:: Selection
I think if you're starting a business you do it when you have no risk or as minimum risk as possible and that's either literally when you leave school or university because you've got nothing to lose or when you're coming out the other side when you've de-risked pretty much everything else in your life and then you can feel that you can take some more risks and I was at that stage and my husband has been incredibly supportive and you know, so my big salary at Reckitt Benkiser fizzled out overnight, let's be honest. And it's been a very different journey over the last five years or so. So being a founder is, it's not easy. It's not easy at all. I do not switch off. Going into my fifties, obviously going into menopause as well, I'm very happy to talk about it. You know, so going into fifties with the stress of being a founder, with menopause on top.
It's not the easiest time of life, but it's also quite liberating. so that's the upside. definitely. Definitely. Yeah, it is empowering. It is empowering. I have to be careful that it doesn't define me and that I do switch off or I try to switch off and I have different conversations and it's not just about work or the business.
::::
:: Task material
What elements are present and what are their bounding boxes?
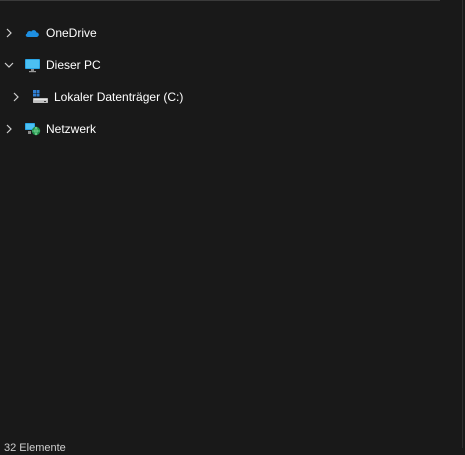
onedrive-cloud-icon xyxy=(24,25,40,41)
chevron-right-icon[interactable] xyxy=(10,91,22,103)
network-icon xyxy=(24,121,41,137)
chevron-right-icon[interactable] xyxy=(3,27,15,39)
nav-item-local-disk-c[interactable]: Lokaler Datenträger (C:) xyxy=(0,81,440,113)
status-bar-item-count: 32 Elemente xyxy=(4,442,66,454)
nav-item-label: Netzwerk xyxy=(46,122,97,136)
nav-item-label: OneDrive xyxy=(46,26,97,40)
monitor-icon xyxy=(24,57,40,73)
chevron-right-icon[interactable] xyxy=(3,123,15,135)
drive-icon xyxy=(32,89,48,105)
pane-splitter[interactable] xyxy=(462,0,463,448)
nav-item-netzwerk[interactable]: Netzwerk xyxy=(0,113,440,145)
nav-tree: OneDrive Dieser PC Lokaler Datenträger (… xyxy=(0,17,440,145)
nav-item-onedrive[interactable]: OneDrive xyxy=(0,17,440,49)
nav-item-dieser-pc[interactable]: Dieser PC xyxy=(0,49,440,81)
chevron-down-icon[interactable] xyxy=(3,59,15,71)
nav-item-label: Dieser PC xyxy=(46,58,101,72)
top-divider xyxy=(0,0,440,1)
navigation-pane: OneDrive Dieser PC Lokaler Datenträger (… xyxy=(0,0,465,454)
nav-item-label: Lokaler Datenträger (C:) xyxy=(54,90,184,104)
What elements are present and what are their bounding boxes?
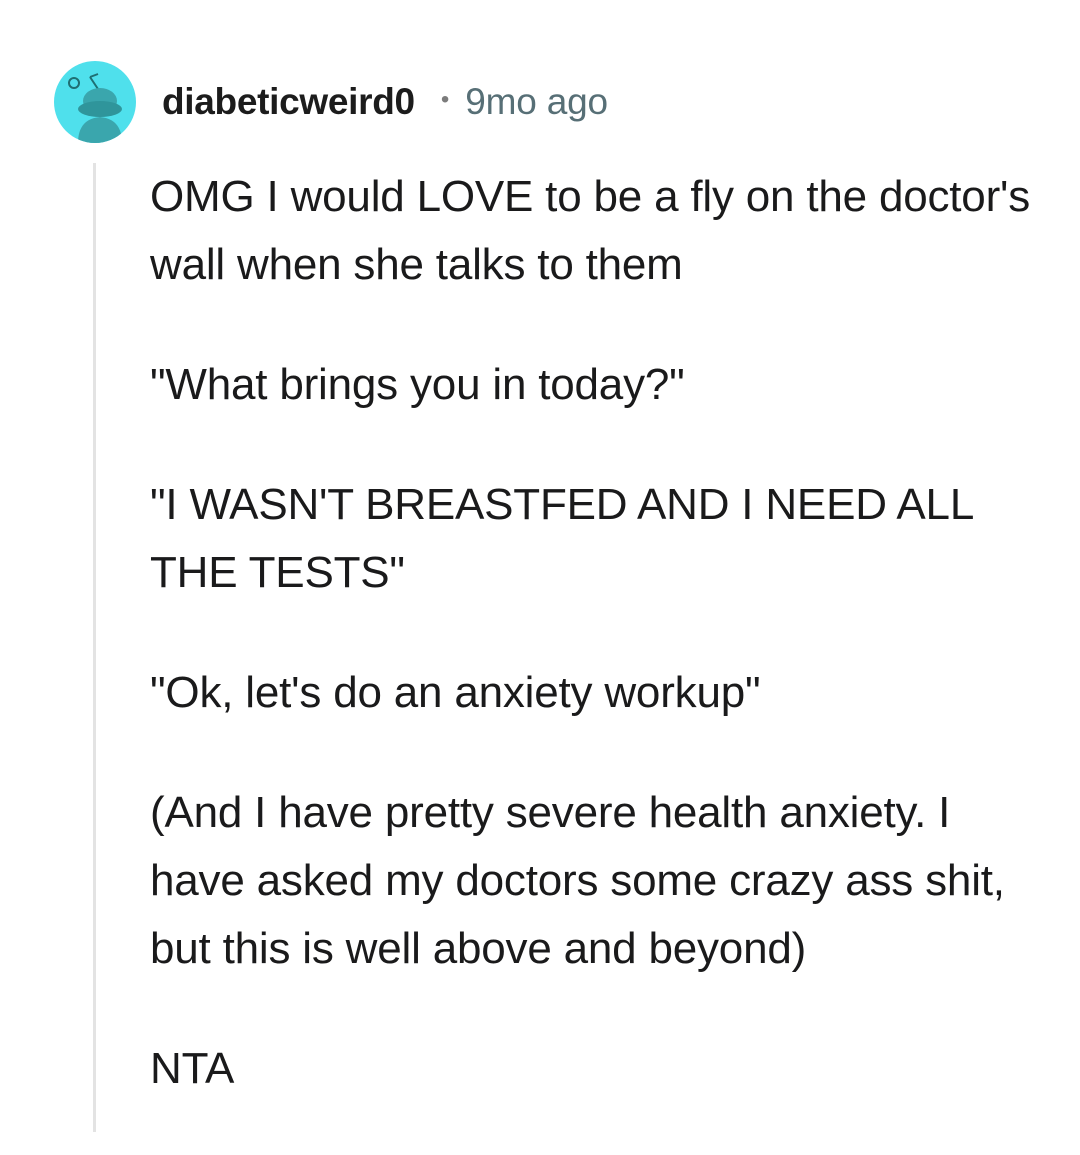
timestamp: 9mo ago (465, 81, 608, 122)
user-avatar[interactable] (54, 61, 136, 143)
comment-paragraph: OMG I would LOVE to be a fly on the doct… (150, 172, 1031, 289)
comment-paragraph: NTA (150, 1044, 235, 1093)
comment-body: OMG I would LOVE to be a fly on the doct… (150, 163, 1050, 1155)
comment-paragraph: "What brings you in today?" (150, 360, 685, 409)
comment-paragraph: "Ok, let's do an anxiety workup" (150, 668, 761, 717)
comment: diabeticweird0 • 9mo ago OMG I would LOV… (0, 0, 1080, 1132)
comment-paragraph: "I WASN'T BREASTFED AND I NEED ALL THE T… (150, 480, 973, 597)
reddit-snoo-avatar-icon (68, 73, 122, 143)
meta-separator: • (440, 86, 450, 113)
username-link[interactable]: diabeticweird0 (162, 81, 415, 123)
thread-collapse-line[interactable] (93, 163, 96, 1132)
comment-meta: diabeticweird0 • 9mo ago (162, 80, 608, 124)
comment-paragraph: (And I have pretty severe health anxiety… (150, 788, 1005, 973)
::::
#### Written tasks
a – Retype the passage on being a founder exactly, starting at "It's not the" and ending at "or the business.".
b – Echo the lines of the records exactly, starting at the line that contains "onedrive-cloud-icon xyxy=(24,25,40,41)" and ending at the line that contains "nav-item-onedrive[interactable]: OneDrive xyxy=(0,17,440,49)", with both of those lines included.

#### Answers provided
a –
It's not the easiest time of life, but it's also quite liberating. so that's the upside. definitely. Definitely. Yeah, it is empowering. It is empowering. I have to be careful that it doesn't define me and that I do switch off or I try to switch off and I have different conversations and it's not just about work or the business.

b –
onedrive-cloud-icon xyxy=(24,25,40,41)
chevron-right-icon[interactable] xyxy=(10,91,22,103)
network-icon xyxy=(24,121,41,137)
chevron-right-icon[interactable] xyxy=(3,27,15,39)
nav-item-local-disk-c[interactable]: Lokaler Datenträger (C:) xyxy=(0,81,440,113)
status-bar-item-count: 32 Elemente xyxy=(4,442,66,454)
nav-item-label: Netzwerk xyxy=(46,122,97,136)
nav-item-label: OneDrive xyxy=(46,26,97,40)
monitor-icon xyxy=(24,57,40,73)
chevron-right-icon[interactable] xyxy=(3,123,15,135)
drive-icon xyxy=(32,89,48,105)
pane-splitter[interactable] xyxy=(462,0,463,448)
nav-item-netzwerk[interactable]: Netzwerk xyxy=(0,113,440,145)
nav-tree: OneDrive Dieser PC Lokaler Datenträger (… xyxy=(0,17,440,145)
nav-item-onedrive[interactable]: OneDrive xyxy=(0,17,440,49)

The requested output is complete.